TO BE DONE: Wherever the string "PPPK" appears in a line, extract that line.

RECORDED INFORMATION:
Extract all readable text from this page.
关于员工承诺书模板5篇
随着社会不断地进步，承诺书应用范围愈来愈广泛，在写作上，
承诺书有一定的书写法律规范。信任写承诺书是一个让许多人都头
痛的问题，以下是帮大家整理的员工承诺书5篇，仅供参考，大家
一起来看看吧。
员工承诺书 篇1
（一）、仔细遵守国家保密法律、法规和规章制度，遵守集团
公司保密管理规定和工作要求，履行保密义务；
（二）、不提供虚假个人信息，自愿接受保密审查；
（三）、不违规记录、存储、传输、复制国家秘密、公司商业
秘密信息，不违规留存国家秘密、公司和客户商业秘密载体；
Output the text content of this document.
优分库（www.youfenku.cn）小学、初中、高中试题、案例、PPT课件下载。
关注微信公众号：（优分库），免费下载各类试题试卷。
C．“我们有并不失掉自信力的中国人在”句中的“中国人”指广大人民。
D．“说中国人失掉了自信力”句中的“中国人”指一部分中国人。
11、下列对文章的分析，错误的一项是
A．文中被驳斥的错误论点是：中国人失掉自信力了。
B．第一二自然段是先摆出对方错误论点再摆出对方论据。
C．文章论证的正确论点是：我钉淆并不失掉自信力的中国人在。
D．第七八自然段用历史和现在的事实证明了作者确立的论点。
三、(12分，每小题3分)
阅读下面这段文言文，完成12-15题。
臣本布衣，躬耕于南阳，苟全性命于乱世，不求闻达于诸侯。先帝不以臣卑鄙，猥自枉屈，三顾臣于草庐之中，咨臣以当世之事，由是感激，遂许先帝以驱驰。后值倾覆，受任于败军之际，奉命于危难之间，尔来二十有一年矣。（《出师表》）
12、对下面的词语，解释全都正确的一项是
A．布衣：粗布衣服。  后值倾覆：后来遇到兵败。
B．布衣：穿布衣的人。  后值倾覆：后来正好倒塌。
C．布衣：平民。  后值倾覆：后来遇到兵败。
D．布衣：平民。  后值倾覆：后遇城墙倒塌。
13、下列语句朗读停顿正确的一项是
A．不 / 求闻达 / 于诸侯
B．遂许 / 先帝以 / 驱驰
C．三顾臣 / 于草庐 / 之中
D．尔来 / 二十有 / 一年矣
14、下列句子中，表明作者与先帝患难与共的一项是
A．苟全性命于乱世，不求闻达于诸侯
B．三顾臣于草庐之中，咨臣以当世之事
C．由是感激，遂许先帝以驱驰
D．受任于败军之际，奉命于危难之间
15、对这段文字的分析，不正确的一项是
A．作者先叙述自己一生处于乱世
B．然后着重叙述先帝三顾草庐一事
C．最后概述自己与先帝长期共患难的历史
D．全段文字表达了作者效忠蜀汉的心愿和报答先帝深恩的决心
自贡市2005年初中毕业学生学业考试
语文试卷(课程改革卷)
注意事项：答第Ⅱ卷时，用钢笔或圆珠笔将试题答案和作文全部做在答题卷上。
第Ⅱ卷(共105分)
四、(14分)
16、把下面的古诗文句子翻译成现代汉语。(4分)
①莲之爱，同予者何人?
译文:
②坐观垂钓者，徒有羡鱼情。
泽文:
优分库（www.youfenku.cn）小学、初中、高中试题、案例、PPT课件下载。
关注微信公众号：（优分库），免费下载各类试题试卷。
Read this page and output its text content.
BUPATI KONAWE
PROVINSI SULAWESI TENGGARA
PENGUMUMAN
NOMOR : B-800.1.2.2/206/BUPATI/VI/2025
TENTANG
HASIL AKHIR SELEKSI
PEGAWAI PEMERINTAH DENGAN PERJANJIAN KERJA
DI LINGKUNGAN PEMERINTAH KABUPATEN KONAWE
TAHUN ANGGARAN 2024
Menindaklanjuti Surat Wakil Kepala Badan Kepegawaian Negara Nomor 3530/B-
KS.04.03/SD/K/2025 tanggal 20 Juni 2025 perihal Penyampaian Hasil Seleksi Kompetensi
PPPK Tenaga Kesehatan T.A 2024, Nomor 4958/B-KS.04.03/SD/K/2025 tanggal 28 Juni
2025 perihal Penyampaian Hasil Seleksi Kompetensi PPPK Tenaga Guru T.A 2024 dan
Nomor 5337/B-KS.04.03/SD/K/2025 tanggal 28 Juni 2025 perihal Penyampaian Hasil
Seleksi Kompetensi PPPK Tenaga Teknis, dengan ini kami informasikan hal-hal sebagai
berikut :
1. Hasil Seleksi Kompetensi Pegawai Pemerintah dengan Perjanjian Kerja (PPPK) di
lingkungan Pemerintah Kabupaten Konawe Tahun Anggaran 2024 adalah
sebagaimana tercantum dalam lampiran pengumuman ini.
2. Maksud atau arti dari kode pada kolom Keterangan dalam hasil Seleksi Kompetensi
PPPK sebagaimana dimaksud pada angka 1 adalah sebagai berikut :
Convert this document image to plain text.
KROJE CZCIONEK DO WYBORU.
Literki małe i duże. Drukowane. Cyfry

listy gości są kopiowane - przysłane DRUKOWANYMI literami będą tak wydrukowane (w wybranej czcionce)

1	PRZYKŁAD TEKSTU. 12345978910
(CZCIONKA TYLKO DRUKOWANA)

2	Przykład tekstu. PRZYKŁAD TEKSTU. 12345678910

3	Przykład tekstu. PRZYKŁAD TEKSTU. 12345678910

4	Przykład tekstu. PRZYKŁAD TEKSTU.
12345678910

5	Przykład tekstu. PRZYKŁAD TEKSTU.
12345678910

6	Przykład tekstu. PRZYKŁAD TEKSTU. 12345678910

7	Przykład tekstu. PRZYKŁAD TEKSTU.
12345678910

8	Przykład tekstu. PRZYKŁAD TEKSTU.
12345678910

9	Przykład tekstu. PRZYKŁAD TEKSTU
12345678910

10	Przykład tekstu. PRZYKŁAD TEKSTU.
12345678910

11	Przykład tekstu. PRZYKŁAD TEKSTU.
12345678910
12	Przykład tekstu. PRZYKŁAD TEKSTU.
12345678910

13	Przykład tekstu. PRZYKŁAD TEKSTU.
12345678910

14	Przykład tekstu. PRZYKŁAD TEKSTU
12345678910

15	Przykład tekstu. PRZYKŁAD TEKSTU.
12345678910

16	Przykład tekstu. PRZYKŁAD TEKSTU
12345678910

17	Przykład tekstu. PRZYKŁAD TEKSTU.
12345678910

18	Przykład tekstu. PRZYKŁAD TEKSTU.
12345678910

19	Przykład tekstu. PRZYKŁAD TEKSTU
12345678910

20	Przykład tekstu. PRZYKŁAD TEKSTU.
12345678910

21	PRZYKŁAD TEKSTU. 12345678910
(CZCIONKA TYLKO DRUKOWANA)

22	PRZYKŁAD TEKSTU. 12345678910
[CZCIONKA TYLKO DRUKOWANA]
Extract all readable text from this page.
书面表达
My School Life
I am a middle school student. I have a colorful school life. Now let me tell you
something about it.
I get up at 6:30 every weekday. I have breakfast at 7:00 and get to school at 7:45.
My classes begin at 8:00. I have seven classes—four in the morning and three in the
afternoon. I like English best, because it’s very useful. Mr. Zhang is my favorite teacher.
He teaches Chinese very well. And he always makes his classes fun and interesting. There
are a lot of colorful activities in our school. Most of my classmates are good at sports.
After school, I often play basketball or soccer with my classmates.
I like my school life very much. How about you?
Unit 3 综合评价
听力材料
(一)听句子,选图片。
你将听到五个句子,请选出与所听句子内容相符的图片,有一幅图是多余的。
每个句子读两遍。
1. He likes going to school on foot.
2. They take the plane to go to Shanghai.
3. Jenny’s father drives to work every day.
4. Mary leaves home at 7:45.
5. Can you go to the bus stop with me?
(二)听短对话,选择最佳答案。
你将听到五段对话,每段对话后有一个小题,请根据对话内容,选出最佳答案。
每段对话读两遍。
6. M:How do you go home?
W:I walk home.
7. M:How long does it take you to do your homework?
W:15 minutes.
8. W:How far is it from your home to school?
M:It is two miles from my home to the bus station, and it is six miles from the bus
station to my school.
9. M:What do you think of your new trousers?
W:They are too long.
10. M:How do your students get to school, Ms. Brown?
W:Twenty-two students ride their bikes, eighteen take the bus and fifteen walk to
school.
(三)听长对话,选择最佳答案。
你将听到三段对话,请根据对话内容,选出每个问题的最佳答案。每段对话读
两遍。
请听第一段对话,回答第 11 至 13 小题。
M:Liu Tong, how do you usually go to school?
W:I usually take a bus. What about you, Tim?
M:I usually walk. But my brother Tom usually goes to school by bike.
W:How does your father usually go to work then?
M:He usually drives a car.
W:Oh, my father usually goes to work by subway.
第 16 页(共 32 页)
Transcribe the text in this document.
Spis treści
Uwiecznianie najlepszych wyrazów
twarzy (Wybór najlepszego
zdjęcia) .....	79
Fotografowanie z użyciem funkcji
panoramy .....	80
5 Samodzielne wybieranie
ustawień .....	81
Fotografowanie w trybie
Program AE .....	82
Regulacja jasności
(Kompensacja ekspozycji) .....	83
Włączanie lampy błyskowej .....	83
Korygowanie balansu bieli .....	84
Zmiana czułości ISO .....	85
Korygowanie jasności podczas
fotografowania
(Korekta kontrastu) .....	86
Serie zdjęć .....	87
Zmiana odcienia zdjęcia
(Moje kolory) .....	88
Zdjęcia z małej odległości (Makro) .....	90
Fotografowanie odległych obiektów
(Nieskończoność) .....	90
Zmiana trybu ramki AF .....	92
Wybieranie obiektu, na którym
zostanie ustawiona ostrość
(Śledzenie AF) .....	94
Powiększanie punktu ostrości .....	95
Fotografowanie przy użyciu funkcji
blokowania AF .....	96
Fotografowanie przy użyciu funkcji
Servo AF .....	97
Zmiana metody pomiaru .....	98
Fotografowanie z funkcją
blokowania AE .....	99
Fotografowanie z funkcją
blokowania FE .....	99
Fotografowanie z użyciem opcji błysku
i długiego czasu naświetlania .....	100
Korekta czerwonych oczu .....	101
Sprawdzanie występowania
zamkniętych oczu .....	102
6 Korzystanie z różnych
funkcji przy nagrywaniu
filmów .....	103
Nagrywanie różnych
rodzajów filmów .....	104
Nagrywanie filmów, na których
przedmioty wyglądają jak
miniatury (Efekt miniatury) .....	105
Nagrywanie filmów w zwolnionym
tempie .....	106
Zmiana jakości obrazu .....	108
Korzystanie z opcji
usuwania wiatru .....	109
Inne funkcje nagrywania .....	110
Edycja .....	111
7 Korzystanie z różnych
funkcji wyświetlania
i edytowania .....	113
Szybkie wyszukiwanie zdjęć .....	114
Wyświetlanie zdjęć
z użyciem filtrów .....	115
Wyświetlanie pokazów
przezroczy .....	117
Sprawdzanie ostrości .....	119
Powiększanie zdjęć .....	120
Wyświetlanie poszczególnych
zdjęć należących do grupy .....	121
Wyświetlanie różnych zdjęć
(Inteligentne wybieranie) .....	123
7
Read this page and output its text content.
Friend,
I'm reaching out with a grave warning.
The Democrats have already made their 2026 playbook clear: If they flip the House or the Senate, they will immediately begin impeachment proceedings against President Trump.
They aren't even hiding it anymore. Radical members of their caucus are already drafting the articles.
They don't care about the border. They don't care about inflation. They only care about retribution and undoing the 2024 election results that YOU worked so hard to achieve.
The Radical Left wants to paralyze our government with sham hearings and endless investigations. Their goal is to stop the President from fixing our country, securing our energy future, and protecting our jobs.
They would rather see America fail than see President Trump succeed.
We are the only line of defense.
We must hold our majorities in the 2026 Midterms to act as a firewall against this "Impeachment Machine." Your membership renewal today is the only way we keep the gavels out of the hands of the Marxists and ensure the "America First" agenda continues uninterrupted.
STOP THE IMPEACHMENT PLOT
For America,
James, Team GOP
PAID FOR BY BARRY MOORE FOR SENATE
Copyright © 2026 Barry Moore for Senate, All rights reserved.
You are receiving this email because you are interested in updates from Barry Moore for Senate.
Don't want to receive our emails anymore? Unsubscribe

FINISHED EXERCISE:
PPPK Tenaga Kesehatan T.A 2024, Nomor 4958/B-KS.04.03/SD/K/2025 tanggal 28 Juni
2025 perihal Penyampaian Hasil Seleksi Kompetensi PPPK Tenaga Guru T.A 2024 dan
Seleksi Kompetensi PPPK Tenaga Teknis, dengan ini kami informasikan hal-hal sebagai
1. Hasil Seleksi Kompetensi Pegawai Pemerintah dengan Perjanjian Kerja (PPPK) di
PPPK sebagaimana dimaksud pada angka 1 adalah sebagai berikut :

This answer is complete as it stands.